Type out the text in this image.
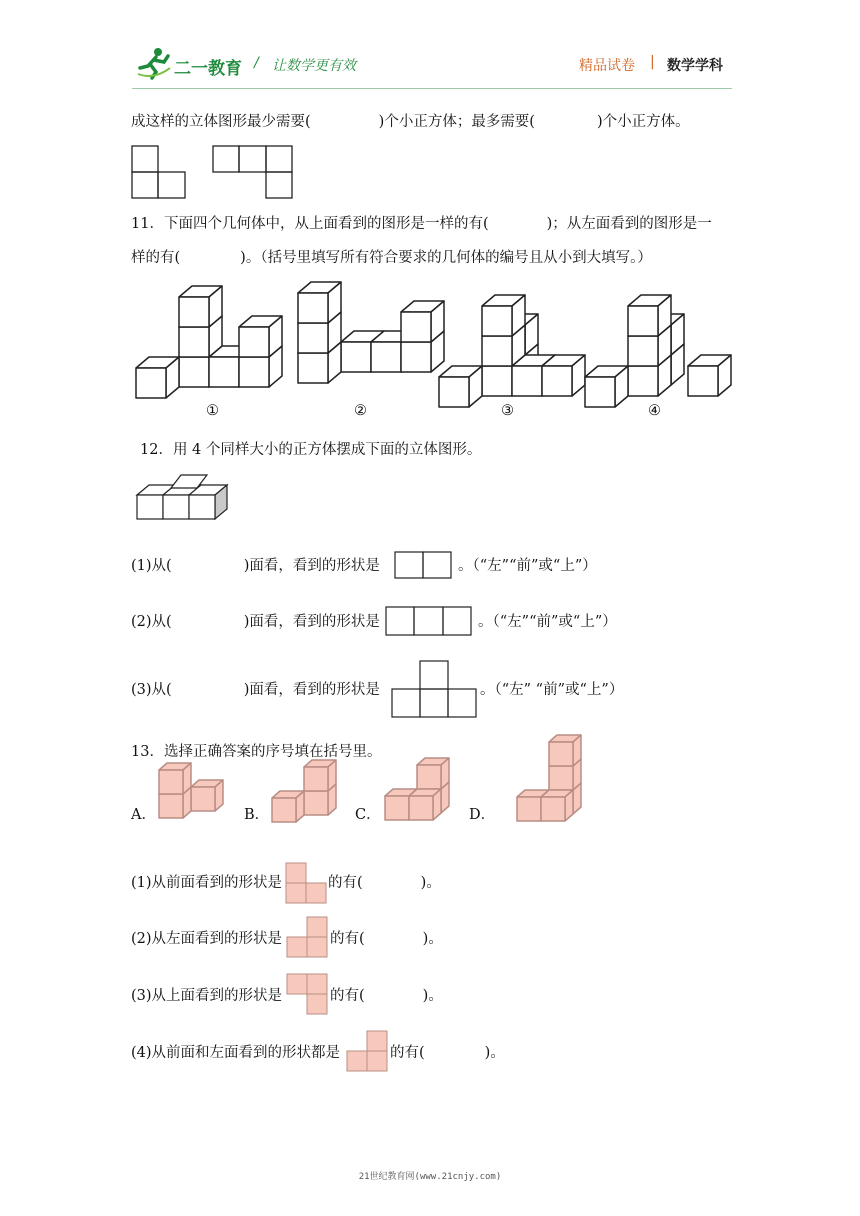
二一教育 / 让数学更有效	精品试卷 | 数学学科
成这样的立体图形最少需要(	)个小正方体；最多需要(	)个小正方体。
11．下面四个几何体中，从上面看到的图形是一样的有(	)；从左面看到的图形是一
样的有(	)。（括号里填写所有符合要求的几何体的编号且从小到大填写。）
①	②	③	④
12．用 4 个同样大小的正方体摆成下面的立体图形。
(1)从(	)面看，看到的形状是	。（“左”“前”或“上”）
(2)从(	)面看，看到的形状是	。（“左”“前”或“上”）
(3)从(	)面看，看到的形状是	。（“左” “前”或“上”）
13．选择正确答案的序号填在括号里。
A．	B．	C．	D．
(1)从前面看到的形状是	的有(	)。
(2)从左面看到的形状是	的有(	)。
(3)从上面看到的形状是	的有(	)。
(4)从前面和左面看到的形状都是	的有(	)。
21世纪教育网(www.21cnjy.com)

•••••

EXERCISE AIM:
Set down the material above as is, without any pictures.

ANSWER TO THIS PROBLEM:
Type out the text in this image.
二一教育 / 让数学更有效	精品试卷 | 数学学科
成这样的立体图形最少需要(	)个小正方体；最多需要(	)个小正方体。
11．下面四个几何体中，从上面看到的图形是一样的有(	)；从左面看到的图形是一
样的有(	)。（括号里填写所有符合要求的几何体的编号且从小到大填写。）
①	②	③	④
12．用 4 个同样大小的正方体摆成下面的立体图形。
(1)从(	)面看，看到的形状是	。（“左”“前”或“上”）
(2)从(	)面看，看到的形状是	。（“左”“前”或“上”）
(3)从(	)面看，看到的形状是	。（“左” “前”或“上”）
13．选择正确答案的序号填在括号里。
A．	B．	C．	D．
(1)从前面看到的形状是	的有(	)。
(2)从左面看到的形状是	的有(	)。
(3)从上面看到的形状是	的有(	)。
(4)从前面和左面看到的形状都是	的有(	)。
21世纪教育网(www.21cnjy.com)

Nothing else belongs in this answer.